::: Stored rows
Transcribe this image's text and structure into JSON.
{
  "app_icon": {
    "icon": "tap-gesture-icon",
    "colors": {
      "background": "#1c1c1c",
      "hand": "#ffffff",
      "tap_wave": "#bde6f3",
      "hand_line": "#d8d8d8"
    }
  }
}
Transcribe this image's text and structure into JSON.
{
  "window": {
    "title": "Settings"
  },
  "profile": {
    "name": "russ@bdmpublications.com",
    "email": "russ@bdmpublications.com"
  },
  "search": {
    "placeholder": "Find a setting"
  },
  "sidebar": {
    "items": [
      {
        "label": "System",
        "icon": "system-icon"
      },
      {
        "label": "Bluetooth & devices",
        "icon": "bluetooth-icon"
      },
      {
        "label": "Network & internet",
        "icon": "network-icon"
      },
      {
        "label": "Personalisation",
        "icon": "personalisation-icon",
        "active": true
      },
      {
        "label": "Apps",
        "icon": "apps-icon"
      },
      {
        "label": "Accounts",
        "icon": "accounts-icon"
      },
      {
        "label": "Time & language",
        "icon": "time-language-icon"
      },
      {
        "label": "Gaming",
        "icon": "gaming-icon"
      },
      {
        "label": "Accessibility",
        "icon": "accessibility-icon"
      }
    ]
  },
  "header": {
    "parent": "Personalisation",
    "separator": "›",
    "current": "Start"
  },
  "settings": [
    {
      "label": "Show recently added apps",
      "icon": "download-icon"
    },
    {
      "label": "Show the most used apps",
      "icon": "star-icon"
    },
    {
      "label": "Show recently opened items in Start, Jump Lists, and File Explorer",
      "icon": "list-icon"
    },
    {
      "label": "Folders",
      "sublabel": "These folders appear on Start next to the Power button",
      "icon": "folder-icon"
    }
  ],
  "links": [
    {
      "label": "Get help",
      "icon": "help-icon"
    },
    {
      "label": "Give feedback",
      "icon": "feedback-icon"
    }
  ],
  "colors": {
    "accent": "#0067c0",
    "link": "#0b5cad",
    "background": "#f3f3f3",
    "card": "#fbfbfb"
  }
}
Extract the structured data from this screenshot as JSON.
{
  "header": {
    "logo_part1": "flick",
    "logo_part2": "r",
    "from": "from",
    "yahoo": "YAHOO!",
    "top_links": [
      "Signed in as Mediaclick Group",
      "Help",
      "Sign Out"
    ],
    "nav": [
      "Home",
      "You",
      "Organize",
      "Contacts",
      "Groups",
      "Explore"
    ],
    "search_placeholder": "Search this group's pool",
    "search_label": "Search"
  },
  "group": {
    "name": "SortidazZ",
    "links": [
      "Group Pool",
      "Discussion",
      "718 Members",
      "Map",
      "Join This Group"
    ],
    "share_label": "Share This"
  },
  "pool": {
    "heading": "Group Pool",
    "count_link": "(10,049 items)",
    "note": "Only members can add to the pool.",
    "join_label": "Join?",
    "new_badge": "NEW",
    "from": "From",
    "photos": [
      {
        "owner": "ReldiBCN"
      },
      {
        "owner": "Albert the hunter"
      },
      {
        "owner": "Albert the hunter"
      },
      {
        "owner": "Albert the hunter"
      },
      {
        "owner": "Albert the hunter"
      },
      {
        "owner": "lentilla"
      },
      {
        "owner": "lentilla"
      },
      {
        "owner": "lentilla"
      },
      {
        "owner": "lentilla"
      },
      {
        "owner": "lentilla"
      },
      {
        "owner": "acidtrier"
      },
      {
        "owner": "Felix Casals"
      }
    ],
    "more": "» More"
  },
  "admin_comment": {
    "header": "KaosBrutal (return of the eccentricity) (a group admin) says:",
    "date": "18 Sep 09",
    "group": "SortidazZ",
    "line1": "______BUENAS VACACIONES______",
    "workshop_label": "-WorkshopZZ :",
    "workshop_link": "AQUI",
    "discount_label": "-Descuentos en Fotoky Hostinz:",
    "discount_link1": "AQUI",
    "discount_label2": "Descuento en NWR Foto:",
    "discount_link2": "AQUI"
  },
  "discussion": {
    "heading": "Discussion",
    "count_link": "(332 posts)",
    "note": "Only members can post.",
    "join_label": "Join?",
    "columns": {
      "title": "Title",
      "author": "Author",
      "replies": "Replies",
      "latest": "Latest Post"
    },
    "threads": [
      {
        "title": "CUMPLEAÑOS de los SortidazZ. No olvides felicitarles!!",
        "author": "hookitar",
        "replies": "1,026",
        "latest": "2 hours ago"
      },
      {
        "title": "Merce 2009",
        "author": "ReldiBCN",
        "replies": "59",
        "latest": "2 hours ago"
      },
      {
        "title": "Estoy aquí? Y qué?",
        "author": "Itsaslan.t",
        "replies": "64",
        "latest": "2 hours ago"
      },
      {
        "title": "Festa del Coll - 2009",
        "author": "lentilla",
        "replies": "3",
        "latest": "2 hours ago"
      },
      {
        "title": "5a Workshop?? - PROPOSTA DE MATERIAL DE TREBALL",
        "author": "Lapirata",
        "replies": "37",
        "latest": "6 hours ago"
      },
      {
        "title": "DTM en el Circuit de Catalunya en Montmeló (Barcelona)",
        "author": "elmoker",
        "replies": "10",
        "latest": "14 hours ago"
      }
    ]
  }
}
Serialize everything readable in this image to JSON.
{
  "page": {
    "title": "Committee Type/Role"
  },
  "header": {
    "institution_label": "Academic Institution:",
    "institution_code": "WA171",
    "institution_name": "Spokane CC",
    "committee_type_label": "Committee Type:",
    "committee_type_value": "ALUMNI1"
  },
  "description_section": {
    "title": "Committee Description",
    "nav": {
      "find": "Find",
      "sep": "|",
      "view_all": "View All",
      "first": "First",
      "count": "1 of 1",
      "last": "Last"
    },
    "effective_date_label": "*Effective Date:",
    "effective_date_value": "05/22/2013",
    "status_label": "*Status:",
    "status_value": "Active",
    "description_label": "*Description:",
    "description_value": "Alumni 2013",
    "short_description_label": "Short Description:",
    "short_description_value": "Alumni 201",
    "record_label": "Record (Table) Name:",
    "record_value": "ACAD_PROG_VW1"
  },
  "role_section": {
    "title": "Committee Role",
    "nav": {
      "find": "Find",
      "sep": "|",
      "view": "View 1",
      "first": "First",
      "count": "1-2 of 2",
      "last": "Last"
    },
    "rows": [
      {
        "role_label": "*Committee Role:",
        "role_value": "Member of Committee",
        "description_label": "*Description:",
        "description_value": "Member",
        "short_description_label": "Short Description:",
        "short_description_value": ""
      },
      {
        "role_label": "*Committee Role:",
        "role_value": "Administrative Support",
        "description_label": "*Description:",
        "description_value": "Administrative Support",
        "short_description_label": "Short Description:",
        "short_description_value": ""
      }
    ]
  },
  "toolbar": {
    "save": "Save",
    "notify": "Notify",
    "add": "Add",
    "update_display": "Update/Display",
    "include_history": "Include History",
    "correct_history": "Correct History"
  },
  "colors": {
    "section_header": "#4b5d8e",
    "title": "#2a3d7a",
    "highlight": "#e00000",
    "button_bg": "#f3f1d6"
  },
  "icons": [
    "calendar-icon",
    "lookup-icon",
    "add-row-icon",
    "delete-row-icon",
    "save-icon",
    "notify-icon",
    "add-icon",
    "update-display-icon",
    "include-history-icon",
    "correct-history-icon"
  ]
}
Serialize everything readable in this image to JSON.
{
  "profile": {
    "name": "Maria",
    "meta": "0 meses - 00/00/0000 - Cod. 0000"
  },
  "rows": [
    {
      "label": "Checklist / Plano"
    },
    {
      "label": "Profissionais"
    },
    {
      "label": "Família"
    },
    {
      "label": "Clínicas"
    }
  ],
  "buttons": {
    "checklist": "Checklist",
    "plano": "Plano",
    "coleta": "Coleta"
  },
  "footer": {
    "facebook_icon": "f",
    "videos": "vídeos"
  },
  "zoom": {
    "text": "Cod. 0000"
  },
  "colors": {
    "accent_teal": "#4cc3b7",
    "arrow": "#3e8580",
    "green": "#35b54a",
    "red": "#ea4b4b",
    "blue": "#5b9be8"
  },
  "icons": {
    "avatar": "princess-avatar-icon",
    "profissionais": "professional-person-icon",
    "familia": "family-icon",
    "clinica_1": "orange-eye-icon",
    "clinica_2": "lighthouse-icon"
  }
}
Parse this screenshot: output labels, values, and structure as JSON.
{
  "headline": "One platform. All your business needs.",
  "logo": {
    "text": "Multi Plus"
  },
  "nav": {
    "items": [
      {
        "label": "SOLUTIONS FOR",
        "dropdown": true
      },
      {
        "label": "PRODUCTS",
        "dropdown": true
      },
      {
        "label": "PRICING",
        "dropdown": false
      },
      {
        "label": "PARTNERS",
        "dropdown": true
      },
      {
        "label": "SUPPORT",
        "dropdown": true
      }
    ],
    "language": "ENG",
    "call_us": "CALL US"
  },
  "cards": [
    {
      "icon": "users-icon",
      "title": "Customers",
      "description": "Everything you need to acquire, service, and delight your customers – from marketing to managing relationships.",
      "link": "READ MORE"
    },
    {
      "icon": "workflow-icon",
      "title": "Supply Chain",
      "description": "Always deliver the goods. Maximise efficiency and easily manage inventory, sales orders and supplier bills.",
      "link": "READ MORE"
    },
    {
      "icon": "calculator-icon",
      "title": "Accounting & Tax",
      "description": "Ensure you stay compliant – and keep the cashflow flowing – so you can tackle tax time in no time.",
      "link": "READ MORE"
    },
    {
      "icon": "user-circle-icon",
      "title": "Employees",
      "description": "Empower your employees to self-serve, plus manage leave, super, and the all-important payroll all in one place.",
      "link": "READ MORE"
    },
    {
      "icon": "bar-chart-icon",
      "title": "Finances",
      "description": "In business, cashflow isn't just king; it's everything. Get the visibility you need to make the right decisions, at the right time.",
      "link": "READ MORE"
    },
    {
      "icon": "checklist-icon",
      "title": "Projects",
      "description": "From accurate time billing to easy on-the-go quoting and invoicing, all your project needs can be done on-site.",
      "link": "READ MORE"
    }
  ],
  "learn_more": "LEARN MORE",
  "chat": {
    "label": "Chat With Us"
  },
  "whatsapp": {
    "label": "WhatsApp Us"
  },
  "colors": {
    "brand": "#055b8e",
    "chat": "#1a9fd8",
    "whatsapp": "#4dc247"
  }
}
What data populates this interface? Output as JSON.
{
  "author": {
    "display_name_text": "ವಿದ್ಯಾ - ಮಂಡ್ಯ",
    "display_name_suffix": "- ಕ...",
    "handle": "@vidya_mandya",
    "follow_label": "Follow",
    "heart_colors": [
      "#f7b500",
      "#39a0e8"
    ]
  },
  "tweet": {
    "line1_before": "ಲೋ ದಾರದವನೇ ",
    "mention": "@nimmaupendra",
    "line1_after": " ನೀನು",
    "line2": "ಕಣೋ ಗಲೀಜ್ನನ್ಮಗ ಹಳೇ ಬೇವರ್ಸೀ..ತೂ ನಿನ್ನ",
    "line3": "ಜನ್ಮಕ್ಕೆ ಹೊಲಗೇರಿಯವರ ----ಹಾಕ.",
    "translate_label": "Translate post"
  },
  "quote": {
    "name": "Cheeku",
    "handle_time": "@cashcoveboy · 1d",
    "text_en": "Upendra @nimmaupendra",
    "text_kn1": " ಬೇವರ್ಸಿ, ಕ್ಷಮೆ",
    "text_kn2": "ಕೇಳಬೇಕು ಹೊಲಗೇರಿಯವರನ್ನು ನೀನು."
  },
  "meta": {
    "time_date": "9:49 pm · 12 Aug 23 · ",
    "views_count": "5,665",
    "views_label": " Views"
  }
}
::::::
What is expected: For the entries shown above, give the number of lines that include the word "needs", without any other text.

Reply to the exercise: 2